### Listed entries:
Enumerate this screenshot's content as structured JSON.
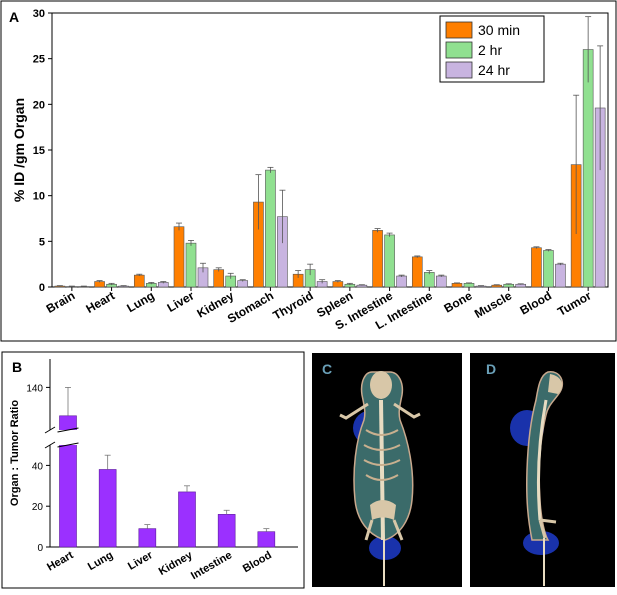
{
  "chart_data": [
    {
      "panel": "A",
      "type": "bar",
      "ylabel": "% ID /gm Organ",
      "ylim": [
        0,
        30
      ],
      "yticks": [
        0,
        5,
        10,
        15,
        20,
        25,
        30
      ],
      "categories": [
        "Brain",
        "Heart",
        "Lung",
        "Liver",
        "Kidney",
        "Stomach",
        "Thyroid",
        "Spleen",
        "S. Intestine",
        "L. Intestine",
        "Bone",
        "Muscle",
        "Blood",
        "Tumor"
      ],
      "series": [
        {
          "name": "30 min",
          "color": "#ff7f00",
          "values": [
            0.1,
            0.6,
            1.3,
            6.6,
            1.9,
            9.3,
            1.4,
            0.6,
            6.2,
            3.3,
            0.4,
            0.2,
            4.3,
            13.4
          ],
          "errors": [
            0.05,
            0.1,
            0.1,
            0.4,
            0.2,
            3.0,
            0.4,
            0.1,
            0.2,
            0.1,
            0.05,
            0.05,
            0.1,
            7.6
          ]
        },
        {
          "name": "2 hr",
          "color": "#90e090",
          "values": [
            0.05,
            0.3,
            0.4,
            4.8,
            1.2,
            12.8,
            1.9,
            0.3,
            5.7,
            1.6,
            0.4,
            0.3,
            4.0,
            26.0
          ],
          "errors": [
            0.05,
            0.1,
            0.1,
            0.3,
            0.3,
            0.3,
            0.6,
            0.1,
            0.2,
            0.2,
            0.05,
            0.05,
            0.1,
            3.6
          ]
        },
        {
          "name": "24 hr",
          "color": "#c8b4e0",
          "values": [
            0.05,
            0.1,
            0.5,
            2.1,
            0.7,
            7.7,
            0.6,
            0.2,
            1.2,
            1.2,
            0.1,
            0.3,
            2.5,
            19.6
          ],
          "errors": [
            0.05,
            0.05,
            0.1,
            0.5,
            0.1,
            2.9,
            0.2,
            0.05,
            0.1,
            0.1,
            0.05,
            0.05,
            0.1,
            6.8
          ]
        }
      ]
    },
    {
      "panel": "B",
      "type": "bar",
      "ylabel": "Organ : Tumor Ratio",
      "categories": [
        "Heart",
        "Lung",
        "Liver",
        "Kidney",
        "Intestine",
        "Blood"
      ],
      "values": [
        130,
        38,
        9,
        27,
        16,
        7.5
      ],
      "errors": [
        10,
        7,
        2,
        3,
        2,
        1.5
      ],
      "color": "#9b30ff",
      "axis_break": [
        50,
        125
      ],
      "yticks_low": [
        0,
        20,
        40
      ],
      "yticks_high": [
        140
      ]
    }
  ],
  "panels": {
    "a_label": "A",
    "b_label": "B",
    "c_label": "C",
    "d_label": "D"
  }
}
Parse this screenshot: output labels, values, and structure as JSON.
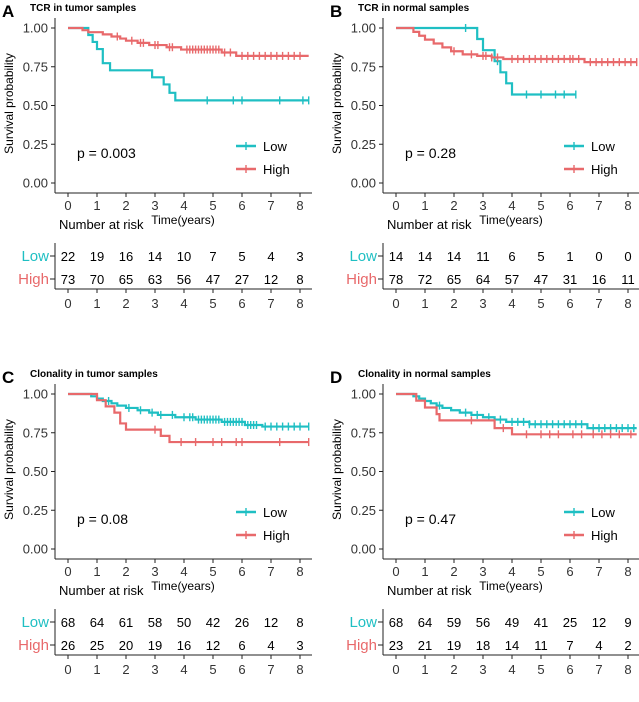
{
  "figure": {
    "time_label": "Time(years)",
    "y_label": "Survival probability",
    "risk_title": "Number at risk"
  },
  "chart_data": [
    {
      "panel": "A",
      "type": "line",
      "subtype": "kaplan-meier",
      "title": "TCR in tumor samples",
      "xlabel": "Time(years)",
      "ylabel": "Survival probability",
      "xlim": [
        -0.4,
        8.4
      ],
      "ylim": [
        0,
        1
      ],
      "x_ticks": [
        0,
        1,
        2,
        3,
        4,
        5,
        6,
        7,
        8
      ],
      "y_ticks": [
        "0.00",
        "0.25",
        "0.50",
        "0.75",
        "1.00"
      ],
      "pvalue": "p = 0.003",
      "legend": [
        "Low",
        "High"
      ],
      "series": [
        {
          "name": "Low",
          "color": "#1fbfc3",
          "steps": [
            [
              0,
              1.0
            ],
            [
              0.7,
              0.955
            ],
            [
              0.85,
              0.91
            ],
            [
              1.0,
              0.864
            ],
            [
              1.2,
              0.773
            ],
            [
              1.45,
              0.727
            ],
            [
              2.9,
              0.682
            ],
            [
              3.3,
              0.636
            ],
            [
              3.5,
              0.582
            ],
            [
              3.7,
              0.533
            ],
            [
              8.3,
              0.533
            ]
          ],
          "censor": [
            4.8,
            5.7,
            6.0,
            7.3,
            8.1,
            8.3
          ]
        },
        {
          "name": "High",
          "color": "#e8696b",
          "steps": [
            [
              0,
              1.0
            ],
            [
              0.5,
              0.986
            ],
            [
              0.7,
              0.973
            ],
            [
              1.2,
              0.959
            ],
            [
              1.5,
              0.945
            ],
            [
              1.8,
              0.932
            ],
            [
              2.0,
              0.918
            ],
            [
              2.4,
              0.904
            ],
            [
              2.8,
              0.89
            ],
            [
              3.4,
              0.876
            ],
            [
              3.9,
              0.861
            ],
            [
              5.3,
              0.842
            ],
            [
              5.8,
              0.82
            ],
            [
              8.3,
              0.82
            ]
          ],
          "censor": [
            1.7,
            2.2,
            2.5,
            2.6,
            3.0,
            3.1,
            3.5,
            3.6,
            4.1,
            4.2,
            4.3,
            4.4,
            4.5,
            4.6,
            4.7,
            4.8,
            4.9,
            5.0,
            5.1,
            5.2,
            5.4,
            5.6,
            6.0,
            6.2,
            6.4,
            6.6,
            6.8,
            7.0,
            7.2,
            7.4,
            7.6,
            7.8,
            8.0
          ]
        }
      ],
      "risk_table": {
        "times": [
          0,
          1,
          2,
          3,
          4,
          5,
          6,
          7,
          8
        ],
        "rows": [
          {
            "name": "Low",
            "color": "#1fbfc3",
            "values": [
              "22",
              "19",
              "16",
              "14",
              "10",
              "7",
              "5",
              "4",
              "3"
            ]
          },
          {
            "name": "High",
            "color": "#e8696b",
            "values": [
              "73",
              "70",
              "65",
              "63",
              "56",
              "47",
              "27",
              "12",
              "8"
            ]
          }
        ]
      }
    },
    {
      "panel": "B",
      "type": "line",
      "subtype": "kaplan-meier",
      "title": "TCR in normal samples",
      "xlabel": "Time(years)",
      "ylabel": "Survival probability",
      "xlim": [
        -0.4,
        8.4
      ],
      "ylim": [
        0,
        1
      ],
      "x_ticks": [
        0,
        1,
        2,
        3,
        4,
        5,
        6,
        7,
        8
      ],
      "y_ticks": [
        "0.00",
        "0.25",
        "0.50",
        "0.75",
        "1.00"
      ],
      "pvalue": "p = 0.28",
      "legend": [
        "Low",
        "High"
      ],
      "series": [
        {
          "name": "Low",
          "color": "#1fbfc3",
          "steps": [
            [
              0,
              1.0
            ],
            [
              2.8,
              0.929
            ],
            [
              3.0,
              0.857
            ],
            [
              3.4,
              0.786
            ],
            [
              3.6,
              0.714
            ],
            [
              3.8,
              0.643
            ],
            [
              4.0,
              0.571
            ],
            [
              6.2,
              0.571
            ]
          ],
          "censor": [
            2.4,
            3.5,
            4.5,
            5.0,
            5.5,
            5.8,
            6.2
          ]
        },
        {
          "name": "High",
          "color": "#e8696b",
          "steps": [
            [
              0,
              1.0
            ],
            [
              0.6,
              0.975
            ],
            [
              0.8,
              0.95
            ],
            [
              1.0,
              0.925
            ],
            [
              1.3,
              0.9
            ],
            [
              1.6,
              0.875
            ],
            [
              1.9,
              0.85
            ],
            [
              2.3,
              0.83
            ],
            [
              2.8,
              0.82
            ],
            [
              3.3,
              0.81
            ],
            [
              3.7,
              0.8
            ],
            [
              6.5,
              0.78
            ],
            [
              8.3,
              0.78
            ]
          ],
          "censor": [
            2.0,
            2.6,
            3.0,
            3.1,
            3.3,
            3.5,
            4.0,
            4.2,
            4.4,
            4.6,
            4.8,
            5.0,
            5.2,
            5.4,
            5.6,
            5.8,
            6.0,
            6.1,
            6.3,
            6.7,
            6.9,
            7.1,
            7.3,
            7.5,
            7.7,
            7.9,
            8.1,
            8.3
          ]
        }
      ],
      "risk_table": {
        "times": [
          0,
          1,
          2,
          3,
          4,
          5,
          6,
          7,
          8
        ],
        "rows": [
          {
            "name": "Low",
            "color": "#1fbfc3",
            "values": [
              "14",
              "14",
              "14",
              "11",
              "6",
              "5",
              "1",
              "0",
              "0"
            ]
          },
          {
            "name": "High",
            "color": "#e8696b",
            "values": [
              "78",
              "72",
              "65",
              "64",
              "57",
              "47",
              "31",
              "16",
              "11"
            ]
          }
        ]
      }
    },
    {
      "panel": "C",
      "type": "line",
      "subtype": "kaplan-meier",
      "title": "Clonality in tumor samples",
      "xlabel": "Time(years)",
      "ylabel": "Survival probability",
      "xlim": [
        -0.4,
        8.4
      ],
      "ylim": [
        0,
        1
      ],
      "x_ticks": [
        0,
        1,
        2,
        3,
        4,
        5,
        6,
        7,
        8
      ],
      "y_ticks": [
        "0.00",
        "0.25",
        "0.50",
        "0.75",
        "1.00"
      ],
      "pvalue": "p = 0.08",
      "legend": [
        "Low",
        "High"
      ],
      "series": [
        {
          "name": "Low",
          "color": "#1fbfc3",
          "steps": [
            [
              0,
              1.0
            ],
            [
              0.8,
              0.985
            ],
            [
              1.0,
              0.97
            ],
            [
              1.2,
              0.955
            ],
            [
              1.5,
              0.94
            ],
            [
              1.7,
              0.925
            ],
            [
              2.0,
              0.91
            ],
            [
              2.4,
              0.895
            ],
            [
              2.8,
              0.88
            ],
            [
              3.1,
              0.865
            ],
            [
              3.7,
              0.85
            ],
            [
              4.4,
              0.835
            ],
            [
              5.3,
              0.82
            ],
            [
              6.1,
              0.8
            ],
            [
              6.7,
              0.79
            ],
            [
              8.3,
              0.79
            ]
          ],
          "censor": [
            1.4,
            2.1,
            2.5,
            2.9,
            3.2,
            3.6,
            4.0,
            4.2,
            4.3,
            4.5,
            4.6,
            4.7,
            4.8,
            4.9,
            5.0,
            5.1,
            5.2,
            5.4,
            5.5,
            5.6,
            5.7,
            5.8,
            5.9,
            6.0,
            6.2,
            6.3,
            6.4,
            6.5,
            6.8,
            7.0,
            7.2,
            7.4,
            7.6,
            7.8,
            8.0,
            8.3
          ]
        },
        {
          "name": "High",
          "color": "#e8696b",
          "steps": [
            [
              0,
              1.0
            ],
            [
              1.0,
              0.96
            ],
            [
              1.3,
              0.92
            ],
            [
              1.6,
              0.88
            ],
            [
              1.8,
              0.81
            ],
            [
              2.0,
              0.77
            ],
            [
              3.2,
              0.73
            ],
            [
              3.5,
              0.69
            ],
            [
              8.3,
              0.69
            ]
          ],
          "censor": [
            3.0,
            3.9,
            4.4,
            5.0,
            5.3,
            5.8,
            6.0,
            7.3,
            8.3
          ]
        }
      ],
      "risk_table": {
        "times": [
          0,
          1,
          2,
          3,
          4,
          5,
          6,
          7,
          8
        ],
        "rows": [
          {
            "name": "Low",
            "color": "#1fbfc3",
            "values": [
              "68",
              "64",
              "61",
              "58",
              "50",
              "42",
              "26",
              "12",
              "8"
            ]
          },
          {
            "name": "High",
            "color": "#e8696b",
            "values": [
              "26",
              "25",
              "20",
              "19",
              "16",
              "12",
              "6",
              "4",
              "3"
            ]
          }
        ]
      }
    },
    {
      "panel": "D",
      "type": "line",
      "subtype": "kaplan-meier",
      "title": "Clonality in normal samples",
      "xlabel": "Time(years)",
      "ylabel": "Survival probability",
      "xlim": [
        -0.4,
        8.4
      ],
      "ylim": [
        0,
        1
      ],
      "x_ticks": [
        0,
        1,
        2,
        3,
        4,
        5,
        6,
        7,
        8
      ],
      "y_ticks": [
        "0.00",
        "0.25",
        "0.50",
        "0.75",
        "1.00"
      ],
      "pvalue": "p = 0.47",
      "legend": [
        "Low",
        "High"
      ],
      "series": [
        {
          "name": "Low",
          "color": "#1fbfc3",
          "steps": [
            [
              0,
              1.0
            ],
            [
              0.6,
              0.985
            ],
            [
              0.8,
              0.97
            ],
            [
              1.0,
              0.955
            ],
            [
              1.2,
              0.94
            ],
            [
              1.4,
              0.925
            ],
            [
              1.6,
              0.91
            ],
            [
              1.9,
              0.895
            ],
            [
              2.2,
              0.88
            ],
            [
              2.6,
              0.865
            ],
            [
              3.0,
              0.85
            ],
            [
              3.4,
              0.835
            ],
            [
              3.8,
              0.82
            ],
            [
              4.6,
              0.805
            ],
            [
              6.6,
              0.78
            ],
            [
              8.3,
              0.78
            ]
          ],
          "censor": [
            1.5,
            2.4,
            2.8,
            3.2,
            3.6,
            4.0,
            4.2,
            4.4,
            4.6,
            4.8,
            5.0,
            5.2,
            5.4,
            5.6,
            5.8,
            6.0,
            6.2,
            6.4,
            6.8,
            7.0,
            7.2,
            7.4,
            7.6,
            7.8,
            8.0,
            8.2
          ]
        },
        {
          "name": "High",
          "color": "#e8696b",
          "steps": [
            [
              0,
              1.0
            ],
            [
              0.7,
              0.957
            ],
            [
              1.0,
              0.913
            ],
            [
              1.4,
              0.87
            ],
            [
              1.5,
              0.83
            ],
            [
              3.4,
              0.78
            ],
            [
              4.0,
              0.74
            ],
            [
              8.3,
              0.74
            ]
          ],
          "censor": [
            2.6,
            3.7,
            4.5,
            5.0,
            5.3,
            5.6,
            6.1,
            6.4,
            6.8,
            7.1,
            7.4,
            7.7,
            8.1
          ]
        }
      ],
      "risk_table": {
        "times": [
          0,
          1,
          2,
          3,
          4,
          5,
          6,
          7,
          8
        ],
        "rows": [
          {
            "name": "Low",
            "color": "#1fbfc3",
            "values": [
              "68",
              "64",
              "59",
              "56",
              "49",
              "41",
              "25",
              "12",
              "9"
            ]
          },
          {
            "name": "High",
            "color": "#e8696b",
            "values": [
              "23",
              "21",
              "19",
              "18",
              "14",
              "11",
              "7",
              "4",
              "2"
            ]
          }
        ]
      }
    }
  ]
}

### Exercise description:
Search the records for the string "normal" and, wherever a line contains it, please copy that line.

### Exercise answer:
      "title": "TCR in normal samples",
      "title": "Clonality in normal samples",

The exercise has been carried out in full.